[start of DATASET EXTRACT]

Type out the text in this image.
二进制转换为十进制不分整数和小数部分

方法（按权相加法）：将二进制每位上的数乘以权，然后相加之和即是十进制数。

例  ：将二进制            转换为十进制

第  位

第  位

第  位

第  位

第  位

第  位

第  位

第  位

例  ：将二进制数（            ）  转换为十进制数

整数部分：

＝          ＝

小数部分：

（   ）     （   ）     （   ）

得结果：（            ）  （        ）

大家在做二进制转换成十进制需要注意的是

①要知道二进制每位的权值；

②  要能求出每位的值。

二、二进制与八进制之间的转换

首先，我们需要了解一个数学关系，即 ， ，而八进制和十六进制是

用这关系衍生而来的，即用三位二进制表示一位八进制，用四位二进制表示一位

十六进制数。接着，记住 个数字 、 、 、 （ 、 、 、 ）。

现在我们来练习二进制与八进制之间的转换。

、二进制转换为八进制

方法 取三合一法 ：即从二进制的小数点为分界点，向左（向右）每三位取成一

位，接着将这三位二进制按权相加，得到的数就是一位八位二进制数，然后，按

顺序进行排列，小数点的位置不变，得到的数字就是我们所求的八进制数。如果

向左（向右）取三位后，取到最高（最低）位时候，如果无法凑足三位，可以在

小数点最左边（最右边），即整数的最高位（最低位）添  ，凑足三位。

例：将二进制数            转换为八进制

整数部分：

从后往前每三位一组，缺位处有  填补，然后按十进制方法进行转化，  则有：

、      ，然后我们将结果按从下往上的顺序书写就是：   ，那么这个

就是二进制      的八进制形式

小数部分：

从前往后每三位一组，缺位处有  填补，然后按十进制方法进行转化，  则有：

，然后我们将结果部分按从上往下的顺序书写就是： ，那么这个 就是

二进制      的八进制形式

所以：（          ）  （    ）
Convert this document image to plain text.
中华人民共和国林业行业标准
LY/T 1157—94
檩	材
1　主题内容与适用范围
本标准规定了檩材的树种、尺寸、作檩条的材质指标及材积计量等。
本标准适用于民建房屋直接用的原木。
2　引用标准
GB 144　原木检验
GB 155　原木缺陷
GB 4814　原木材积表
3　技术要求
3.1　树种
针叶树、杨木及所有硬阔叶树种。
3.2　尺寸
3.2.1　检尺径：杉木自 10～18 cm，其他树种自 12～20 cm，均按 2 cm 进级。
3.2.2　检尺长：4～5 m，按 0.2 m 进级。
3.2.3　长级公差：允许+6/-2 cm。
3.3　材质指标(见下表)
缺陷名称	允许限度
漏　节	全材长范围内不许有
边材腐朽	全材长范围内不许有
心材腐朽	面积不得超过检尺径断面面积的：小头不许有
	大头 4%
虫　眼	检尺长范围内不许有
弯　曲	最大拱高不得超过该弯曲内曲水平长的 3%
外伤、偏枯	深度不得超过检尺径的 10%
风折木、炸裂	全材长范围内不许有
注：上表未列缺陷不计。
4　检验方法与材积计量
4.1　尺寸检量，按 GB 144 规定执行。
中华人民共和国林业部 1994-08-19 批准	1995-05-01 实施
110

[end of DATASET EXTRACT]

Pick out every line with the string "缺位处有" and copy it.

从后往前每三位一组，缺位处有  填补，然后按十进制方法进行转化，  则有：
从前往后每三位一组，缺位处有  填补，然后按十进制方法进行转化，  则有：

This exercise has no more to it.